[Rows from a figure dataset]
━━━━━━━━━━━━━━━━━━━━━━━━━━━━━━

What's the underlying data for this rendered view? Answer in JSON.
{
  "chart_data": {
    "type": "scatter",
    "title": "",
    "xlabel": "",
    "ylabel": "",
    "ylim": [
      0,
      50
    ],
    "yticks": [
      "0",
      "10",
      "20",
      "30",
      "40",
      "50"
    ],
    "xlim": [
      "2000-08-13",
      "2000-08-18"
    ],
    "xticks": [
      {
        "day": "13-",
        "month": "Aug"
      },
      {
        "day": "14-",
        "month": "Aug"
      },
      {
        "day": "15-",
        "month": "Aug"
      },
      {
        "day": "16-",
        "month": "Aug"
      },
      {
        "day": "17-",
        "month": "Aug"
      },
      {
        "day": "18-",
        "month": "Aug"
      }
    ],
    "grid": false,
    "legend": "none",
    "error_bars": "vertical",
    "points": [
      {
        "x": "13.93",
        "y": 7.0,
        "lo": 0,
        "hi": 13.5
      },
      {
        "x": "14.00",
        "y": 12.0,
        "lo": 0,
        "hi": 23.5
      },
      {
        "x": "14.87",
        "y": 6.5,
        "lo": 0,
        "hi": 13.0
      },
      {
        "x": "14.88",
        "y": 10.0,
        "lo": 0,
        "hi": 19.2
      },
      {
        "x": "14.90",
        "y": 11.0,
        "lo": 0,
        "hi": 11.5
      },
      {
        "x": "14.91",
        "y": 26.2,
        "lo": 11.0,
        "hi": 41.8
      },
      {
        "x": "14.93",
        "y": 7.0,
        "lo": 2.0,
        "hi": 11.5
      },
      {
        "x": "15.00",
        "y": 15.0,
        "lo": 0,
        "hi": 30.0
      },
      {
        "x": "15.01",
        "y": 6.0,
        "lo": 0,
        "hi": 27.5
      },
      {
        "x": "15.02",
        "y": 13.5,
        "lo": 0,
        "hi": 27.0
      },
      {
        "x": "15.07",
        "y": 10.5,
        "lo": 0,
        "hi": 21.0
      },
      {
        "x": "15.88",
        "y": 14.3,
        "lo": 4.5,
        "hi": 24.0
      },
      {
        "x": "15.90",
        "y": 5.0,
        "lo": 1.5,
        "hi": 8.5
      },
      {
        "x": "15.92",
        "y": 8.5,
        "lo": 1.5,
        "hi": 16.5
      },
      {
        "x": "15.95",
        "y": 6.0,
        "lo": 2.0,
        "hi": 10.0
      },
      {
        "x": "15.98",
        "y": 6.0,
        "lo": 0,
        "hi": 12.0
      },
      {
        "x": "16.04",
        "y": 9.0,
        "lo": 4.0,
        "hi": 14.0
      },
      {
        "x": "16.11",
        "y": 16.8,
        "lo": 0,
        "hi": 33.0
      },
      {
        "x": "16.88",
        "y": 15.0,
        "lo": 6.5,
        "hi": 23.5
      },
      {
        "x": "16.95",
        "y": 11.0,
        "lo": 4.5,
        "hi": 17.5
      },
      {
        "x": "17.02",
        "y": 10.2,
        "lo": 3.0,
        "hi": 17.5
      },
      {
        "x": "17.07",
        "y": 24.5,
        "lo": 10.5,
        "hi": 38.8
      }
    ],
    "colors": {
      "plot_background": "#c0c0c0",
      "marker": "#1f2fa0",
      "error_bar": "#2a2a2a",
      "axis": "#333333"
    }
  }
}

━━━━━━━━━━━━━━━━━━━━━━━━━━━━━━

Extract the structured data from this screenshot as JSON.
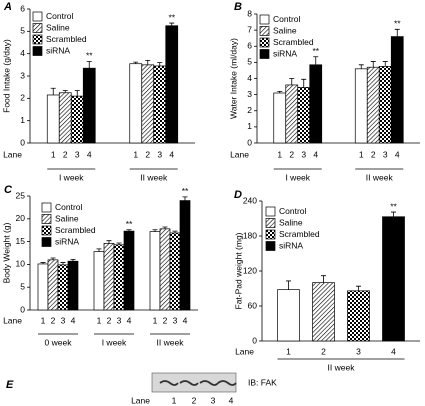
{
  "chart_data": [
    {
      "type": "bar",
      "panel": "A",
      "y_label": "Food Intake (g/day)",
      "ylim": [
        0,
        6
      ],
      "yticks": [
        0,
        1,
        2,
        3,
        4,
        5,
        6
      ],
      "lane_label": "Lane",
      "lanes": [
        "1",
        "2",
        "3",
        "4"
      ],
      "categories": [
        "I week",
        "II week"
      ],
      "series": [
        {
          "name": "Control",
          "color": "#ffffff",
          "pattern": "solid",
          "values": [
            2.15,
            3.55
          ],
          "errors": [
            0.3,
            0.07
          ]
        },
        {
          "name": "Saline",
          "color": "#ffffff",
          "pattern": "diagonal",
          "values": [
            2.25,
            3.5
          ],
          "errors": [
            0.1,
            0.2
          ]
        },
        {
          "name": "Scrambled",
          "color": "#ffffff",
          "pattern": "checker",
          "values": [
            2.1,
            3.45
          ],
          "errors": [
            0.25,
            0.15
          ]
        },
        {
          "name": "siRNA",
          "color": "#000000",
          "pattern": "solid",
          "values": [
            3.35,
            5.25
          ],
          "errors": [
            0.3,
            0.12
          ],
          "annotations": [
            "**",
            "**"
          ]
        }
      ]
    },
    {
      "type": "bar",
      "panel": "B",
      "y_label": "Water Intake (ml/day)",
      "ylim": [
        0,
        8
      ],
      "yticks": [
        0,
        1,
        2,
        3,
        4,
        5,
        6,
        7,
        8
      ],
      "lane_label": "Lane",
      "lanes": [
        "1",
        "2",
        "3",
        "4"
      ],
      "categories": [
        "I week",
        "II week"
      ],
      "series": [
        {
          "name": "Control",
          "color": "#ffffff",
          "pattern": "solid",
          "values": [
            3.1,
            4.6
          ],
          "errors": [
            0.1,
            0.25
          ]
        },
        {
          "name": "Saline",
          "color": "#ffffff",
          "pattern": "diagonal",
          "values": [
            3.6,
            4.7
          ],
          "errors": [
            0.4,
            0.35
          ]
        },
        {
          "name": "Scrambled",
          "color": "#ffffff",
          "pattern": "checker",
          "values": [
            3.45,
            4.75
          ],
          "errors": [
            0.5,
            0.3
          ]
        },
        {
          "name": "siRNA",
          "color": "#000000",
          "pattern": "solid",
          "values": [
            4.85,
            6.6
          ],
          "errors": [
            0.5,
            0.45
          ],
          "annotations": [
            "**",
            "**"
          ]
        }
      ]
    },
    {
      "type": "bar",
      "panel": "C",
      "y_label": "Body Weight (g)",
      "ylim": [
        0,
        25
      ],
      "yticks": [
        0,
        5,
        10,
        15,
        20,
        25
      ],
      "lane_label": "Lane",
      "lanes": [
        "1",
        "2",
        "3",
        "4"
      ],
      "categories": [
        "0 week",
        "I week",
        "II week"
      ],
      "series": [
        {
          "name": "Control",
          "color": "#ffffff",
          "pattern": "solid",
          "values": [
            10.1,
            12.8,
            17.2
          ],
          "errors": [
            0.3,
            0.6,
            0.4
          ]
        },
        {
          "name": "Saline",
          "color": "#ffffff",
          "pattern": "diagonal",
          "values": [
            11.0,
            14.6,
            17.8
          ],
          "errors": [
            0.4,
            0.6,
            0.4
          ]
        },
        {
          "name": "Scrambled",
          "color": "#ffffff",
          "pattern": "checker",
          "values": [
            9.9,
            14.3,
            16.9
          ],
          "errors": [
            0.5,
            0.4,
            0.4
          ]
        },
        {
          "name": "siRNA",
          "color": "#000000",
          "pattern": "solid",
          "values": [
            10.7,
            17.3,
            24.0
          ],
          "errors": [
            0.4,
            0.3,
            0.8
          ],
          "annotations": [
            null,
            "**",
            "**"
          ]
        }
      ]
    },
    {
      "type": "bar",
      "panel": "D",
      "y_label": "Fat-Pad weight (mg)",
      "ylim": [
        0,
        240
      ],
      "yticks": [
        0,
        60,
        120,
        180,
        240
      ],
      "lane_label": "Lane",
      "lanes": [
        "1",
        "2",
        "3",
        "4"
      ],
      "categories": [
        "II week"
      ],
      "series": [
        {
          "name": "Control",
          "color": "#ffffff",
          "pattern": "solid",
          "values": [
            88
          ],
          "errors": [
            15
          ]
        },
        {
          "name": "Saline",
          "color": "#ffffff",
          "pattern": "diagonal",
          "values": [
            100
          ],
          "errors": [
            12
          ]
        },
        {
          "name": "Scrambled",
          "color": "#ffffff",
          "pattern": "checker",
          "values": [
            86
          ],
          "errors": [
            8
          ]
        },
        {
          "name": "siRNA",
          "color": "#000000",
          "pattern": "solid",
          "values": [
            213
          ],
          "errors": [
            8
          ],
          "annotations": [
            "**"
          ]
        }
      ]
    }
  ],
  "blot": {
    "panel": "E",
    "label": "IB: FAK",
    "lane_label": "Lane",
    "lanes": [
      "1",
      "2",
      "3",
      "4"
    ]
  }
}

━━━━━━━━━━━━━━━━━━━━━━━━━━━━━━

Problem to work on: Report only the count of lines that include the string "Intake".

Solution for this task: 2